=== Supplied material ===

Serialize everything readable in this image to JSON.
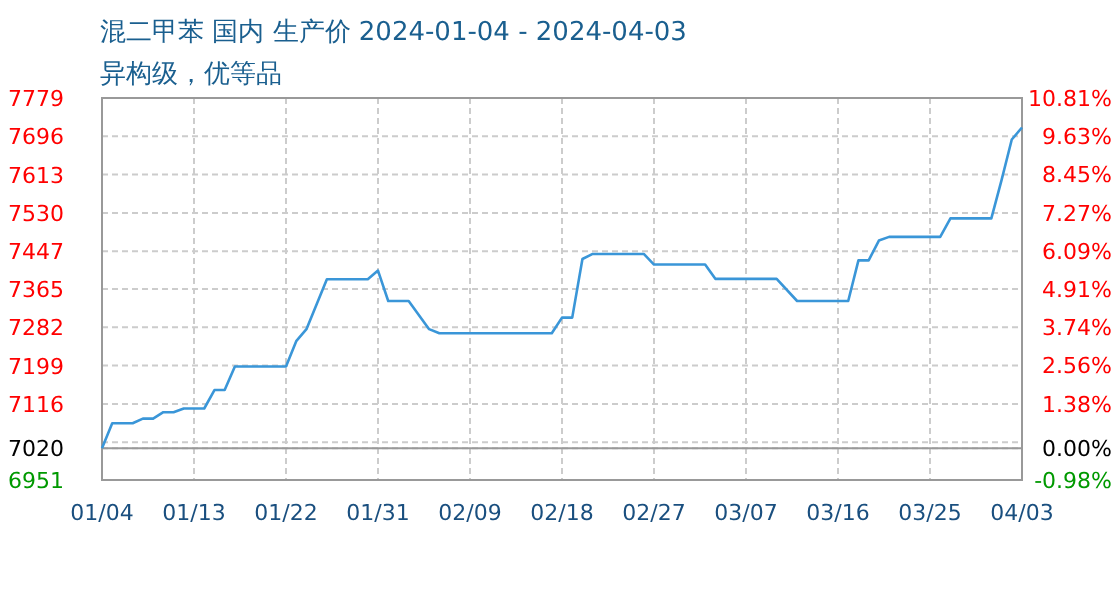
{
  "chart_data": {
    "type": "line",
    "title": "混二甲苯 国内 生产价 2024-01-04 - 2024-04-03",
    "subtitle": "异构级，优等品",
    "x": [
      "2024-01-04",
      "2024-01-05",
      "2024-01-07",
      "2024-01-08",
      "2024-01-09",
      "2024-01-10",
      "2024-01-11",
      "2024-01-12",
      "2024-01-14",
      "2024-01-15",
      "2024-01-16",
      "2024-01-17",
      "2024-01-22",
      "2024-01-23",
      "2024-01-24",
      "2024-01-26",
      "2024-01-30",
      "2024-01-31",
      "2024-02-01",
      "2024-02-03",
      "2024-02-05",
      "2024-02-06",
      "2024-02-17",
      "2024-02-18",
      "2024-02-19",
      "2024-02-20",
      "2024-02-21",
      "2024-02-26",
      "2024-02-27",
      "2024-03-03",
      "2024-03-04",
      "2024-03-10",
      "2024-03-12",
      "2024-03-17",
      "2024-03-18",
      "2024-03-19",
      "2024-03-20",
      "2024-03-21",
      "2024-03-26",
      "2024-03-27",
      "2024-03-31",
      "2024-04-01",
      "2024-04-02",
      "2024-04-03"
    ],
    "series": [
      {
        "color": "#3a96d8",
        "values": [
          7020,
          7074,
          7074,
          7084,
          7084,
          7098,
          7098,
          7106,
          7106,
          7146,
          7146,
          7197,
          7197,
          7252,
          7278,
          7386,
          7386,
          7405,
          7339,
          7339,
          7278,
          7269,
          7269,
          7303,
          7303,
          7430,
          7441,
          7441,
          7418,
          7418,
          7387,
          7387,
          7339,
          7339,
          7427,
          7427,
          7470,
          7478,
          7478,
          7518,
          7518,
          7601,
          7689,
          7715
        ]
      }
    ],
    "xlim": [
      "2024-01-04",
      "2024-04-03"
    ],
    "xticks": [
      {
        "value": "2024-01-04",
        "label": "01/04"
      },
      {
        "value": "2024-01-13",
        "label": "01/13"
      },
      {
        "value": "2024-01-22",
        "label": "01/22"
      },
      {
        "value": "2024-01-31",
        "label": "01/31"
      },
      {
        "value": "2024-02-09",
        "label": "02/09"
      },
      {
        "value": "2024-02-18",
        "label": "02/18"
      },
      {
        "value": "2024-02-27",
        "label": "02/27"
      },
      {
        "value": "2024-03-07",
        "label": "03/07"
      },
      {
        "value": "2024-03-16",
        "label": "03/16"
      },
      {
        "value": "2024-03-25",
        "label": "03/25"
      },
      {
        "value": "2024-04-03",
        "label": "04/03"
      }
    ],
    "ylim": [
      6951,
      7779
    ],
    "yticks": [
      7779,
      7696,
      7613,
      7530,
      7447,
      7365,
      7282,
      7199,
      7116,
      {
        "value": 7033,
        "label": null
      },
      7020,
      6951
    ],
    "y2lim": [
      -0.98,
      10.81
    ],
    "y2ticks": [
      {
        "value": 10.81,
        "label": "10.81%"
      },
      {
        "value": 9.63,
        "label": "9.63%"
      },
      {
        "value": 8.45,
        "label": "8.45%"
      },
      {
        "value": 7.27,
        "label": "7.27%"
      },
      {
        "value": 6.09,
        "label": "6.09%"
      },
      {
        "value": 4.91,
        "label": "4.91%"
      },
      {
        "value": 3.74,
        "label": "3.74%"
      },
      {
        "value": 2.56,
        "label": "2.56%"
      },
      {
        "value": 1.38,
        "label": "1.38%"
      },
      {
        "value": 0,
        "label": "0.00%"
      },
      {
        "value": -0.98,
        "label": "-0.98%"
      }
    ],
    "ref_lines": [
      {
        "axis": "y2",
        "value": 0,
        "color": "#999999"
      }
    ],
    "grid": true,
    "marker": "none",
    "line_style": "solid"
  }
}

===

> Goal: Repeat each entry exactly as given; no pictures belong in the copy.

> Final answer:
Serialize everything readable in this image to JSON.
{
  "chart_data": {
    "type": "line",
    "title": "混二甲苯 国内 生产价 2024-01-04 - 2024-04-03",
    "subtitle": "异构级，优等品",
    "x": [
      "2024-01-04",
      "2024-01-05",
      "2024-01-07",
      "2024-01-08",
      "2024-01-09",
      "2024-01-10",
      "2024-01-11",
      "2024-01-12",
      "2024-01-14",
      "2024-01-15",
      "2024-01-16",
      "2024-01-17",
      "2024-01-22",
      "2024-01-23",
      "2024-01-24",
      "2024-01-26",
      "2024-01-30",
      "2024-01-31",
      "2024-02-01",
      "2024-02-03",
      "2024-02-05",
      "2024-02-06",
      "2024-02-17",
      "2024-02-18",
      "2024-02-19",
      "2024-02-20",
      "2024-02-21",
      "2024-02-26",
      "2024-02-27",
      "2024-03-03",
      "2024-03-04",
      "2024-03-10",
      "2024-03-12",
      "2024-03-17",
      "2024-03-18",
      "2024-03-19",
      "2024-03-20",
      "2024-03-21",
      "2024-03-26",
      "2024-03-27",
      "2024-03-31",
      "2024-04-01",
      "2024-04-02",
      "2024-04-03"
    ],
    "series": [
      {
        "color": "#3a96d8",
        "values": [
          7020,
          7074,
          7074,
          7084,
          7084,
          7098,
          7098,
          7106,
          7106,
          7146,
          7146,
          7197,
          7197,
          7252,
          7278,
          7386,
          7386,
          7405,
          7339,
          7339,
          7278,
          7269,
          7269,
          7303,
          7303,
          7430,
          7441,
          7441,
          7418,
          7418,
          7387,
          7387,
          7339,
          7339,
          7427,
          7427,
          7470,
          7478,
          7478,
          7518,
          7518,
          7601,
          7689,
          7715
        ]
      }
    ],
    "xlim": [
      "2024-01-04",
      "2024-04-03"
    ],
    "xticks": [
      {
        "value": "2024-01-04",
        "label": "01/04"
      },
      {
        "value": "2024-01-13",
        "label": "01/13"
      },
      {
        "value": "2024-01-22",
        "label": "01/22"
      },
      {
        "value": "2024-01-31",
        "label": "01/31"
      },
      {
        "value": "2024-02-09",
        "label": "02/09"
      },
      {
        "value": "2024-02-18",
        "label": "02/18"
      },
      {
        "value": "2024-02-27",
        "label": "02/27"
      },
      {
        "value": "2024-03-07",
        "label": "03/07"
      },
      {
        "value": "2024-03-16",
        "label": "03/16"
      },
      {
        "value": "2024-03-25",
        "label": "03/25"
      },
      {
        "value": "2024-04-03",
        "label": "04/03"
      }
    ],
    "ylim": [
      6951,
      7779
    ],
    "yticks": [
      7779,
      7696,
      7613,
      7530,
      7447,
      7365,
      7282,
      7199,
      7116,
      {
        "value": 7033,
        "label": null
      },
      7020,
      6951
    ],
    "y2lim": [
      -0.98,
      10.81
    ],
    "y2ticks": [
      {
        "value": 10.81,
        "label": "10.81%"
      },
      {
        "value": 9.63,
        "label": "9.63%"
      },
      {
        "value": 8.45,
        "label": "8.45%"
      },
      {
        "value": 7.27,
        "label": "7.27%"
      },
      {
        "value": 6.09,
        "label": "6.09%"
      },
      {
        "value": 4.91,
        "label": "4.91%"
      },
      {
        "value": 3.74,
        "label": "3.74%"
      },
      {
        "value": 2.56,
        "label": "2.56%"
      },
      {
        "value": 1.38,
        "label": "1.38%"
      },
      {
        "value": 0,
        "label": "0.00%"
      },
      {
        "value": -0.98,
        "label": "-0.98%"
      }
    ],
    "ref_lines": [
      {
        "axis": "y2",
        "value": 0,
        "color": "#999999"
      }
    ],
    "grid": true,
    "marker": "none",
    "line_style": "solid"
  }
}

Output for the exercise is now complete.